**Task to complete:** Scan the entries and copy each line where the word "incongruent" is present.

**Data supplied:**

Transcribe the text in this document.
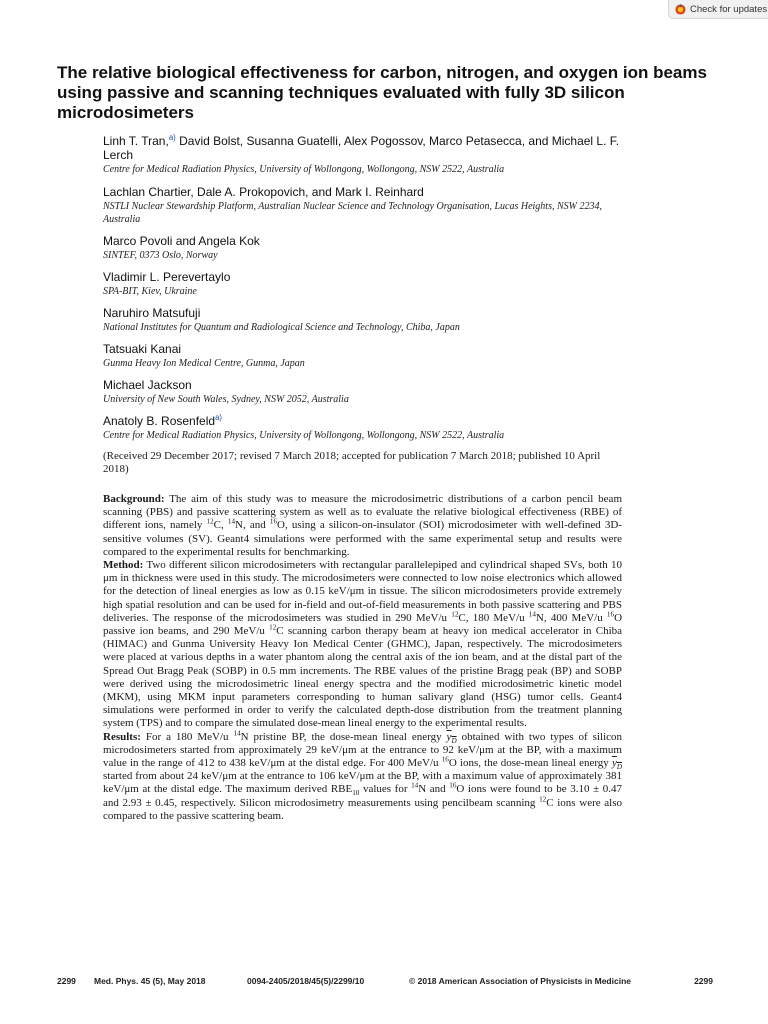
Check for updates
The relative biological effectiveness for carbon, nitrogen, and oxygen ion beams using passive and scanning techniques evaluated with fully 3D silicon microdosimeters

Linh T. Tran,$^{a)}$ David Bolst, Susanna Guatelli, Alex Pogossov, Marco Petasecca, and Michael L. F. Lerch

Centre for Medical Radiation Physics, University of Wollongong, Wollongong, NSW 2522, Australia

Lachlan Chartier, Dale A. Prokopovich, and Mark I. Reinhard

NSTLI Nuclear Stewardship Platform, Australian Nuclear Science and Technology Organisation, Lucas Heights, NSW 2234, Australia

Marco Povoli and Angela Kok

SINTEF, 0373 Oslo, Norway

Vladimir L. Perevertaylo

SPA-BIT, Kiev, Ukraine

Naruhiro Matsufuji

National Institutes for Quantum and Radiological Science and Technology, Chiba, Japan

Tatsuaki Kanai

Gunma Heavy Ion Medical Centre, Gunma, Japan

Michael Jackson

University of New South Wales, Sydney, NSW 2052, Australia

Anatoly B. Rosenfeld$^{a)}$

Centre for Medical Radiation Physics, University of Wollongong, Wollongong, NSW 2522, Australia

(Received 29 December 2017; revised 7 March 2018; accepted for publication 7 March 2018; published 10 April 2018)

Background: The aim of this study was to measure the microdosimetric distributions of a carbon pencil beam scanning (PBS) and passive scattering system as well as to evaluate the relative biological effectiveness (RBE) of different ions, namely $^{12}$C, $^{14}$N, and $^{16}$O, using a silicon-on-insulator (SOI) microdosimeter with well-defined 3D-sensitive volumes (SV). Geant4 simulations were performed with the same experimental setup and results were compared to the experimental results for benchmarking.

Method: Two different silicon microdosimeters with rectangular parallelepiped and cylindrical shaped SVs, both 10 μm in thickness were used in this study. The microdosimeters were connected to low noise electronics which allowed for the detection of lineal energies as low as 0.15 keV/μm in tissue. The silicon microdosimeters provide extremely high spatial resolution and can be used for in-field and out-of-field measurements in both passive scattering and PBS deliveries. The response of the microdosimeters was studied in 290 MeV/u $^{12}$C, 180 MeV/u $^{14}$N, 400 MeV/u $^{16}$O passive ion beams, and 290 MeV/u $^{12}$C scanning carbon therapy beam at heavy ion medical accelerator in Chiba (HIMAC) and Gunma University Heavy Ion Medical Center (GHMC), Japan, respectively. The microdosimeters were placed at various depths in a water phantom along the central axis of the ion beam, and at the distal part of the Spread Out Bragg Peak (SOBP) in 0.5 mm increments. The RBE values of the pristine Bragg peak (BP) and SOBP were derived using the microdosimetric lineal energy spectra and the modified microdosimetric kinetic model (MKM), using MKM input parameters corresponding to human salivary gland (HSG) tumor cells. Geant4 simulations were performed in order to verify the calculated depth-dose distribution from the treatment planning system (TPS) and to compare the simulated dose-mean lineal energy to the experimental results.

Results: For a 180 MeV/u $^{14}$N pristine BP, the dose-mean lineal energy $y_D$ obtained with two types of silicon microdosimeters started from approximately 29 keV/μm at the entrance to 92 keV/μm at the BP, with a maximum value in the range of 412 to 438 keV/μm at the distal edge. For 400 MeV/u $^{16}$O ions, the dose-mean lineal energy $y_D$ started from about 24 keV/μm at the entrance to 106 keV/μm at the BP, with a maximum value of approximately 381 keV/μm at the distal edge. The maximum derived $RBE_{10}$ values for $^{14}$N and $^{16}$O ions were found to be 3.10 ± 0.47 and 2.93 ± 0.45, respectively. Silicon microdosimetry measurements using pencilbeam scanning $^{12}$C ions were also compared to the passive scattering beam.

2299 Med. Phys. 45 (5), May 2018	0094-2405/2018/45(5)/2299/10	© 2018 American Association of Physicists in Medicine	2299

---

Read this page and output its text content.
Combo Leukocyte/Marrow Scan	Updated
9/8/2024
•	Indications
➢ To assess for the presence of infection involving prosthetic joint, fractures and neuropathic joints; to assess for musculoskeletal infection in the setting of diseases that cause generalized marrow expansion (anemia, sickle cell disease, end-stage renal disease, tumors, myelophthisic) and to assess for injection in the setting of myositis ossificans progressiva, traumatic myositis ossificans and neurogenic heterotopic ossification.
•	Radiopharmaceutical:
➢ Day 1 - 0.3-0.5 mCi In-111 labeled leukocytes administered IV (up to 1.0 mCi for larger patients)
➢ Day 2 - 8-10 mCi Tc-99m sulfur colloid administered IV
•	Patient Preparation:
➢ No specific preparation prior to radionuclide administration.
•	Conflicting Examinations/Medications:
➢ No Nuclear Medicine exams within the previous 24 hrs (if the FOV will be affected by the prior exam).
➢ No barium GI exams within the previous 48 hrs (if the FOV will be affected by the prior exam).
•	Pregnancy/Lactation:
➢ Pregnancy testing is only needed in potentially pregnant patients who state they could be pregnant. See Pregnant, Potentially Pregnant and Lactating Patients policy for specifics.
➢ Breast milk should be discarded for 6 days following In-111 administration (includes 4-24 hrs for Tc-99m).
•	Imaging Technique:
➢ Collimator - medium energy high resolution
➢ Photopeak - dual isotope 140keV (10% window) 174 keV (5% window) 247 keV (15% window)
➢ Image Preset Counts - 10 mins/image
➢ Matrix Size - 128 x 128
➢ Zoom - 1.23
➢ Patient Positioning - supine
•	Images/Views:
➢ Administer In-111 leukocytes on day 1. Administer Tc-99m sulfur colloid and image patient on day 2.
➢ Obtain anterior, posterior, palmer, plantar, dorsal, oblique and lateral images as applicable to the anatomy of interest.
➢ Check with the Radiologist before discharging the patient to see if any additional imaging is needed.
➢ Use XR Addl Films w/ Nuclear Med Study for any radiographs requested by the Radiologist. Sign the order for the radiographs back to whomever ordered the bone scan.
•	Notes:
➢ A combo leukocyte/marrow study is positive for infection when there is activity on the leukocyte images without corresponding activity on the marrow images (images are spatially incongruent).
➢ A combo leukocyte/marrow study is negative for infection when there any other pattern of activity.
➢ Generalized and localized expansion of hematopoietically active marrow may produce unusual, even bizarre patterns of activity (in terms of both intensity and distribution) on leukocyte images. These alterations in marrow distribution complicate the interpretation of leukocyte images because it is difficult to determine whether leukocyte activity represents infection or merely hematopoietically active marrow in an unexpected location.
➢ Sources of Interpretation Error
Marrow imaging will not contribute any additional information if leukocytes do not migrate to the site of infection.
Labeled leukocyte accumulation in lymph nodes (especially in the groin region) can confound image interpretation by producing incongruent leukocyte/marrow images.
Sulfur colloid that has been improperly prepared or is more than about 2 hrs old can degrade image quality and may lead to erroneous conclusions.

**Answer for this exercise:**
➢ A combo leukocyte/marrow study is positive for infection when there is activity on the leukocyte images without corresponding activity on the marrow images (images are spatially incongruent).
Labeled leukocyte accumulation in lymph nodes (especially in the groin region) can confound image interpretation by producing incongruent leukocyte/marrow images.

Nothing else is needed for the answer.